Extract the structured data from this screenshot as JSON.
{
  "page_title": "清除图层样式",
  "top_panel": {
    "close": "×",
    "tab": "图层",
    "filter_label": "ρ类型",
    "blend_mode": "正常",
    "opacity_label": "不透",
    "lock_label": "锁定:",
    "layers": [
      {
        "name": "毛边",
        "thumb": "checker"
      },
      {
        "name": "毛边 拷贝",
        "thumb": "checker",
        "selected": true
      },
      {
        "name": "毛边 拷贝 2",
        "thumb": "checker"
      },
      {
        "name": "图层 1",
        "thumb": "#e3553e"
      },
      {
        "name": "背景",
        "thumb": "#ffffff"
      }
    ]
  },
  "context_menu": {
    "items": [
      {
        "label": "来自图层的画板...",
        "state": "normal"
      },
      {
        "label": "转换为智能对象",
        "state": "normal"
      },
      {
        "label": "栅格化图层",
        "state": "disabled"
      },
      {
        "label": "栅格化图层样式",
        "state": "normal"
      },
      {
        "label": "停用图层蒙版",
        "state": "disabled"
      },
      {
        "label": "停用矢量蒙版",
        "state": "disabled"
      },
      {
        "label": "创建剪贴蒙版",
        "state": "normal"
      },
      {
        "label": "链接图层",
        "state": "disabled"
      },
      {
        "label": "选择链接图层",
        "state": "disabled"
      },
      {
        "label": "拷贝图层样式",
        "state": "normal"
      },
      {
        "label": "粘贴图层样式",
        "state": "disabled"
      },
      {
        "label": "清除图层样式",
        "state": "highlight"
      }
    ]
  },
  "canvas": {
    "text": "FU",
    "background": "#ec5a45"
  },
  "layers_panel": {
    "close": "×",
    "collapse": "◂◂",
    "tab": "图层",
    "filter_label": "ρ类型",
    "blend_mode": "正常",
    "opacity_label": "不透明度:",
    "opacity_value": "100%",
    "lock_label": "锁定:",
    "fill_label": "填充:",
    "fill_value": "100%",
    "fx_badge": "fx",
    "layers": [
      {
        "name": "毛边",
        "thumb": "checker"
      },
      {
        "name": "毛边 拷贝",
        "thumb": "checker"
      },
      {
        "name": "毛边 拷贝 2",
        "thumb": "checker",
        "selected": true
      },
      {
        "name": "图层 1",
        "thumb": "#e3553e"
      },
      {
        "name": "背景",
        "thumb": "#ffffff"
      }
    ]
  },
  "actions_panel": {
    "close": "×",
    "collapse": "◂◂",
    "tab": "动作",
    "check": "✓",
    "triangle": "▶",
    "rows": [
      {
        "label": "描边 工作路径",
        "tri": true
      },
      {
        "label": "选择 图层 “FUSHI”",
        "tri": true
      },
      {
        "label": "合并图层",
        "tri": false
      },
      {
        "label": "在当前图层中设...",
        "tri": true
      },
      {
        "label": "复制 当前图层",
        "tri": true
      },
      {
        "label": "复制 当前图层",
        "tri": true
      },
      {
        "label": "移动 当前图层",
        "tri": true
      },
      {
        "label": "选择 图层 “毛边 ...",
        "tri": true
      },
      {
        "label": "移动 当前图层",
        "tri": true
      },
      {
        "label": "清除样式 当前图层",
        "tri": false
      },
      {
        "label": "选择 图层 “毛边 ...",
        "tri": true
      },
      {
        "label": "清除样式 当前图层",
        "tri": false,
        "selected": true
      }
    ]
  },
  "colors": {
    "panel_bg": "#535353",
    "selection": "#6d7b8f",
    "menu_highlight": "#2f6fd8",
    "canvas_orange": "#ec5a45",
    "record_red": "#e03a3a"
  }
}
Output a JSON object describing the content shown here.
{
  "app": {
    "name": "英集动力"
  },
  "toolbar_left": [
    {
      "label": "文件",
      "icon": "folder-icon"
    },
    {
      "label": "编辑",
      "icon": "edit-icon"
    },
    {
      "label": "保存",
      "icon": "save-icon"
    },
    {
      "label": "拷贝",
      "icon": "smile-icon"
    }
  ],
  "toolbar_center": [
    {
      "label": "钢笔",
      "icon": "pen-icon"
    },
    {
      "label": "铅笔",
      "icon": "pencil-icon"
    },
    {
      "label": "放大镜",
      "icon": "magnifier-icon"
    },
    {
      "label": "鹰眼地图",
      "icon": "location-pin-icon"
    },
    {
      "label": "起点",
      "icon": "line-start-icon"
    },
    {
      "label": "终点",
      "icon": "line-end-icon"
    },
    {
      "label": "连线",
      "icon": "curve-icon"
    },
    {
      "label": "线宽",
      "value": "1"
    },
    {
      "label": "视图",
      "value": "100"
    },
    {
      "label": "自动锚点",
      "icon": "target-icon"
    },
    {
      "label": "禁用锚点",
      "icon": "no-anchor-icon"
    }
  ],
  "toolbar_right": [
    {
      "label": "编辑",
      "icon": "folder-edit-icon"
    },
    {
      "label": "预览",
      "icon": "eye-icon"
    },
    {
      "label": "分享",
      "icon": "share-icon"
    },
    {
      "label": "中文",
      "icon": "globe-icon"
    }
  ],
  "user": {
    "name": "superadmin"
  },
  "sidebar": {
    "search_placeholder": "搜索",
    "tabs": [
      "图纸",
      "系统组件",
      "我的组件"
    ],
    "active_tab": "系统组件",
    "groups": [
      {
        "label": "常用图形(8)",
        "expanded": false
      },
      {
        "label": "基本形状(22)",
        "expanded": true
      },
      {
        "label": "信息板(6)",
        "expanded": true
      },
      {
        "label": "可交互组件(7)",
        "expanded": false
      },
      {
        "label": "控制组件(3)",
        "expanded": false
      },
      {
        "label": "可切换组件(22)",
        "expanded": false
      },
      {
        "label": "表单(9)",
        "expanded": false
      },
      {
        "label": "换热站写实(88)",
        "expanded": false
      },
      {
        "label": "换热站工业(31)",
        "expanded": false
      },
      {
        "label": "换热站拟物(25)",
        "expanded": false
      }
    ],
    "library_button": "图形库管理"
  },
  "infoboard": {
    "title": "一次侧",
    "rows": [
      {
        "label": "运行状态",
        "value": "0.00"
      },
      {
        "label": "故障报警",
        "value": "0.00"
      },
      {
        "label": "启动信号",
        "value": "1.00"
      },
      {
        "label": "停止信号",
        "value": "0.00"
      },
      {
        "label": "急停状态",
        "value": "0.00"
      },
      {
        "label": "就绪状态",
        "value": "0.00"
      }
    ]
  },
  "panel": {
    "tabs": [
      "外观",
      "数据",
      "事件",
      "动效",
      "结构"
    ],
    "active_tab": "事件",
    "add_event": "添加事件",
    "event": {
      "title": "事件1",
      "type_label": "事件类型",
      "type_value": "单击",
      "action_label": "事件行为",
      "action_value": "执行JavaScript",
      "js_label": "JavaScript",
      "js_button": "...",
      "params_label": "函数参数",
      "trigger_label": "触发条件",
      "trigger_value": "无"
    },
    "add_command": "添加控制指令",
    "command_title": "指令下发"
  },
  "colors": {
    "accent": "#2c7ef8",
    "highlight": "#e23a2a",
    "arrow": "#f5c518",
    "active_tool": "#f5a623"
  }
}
----------
=== Given task ===
Report each line of the material above where the word "JSON" appears.

=== Task solution ===
Extract the structured data from this screenshot as JSON.
Output a JSON object describing the content shown here.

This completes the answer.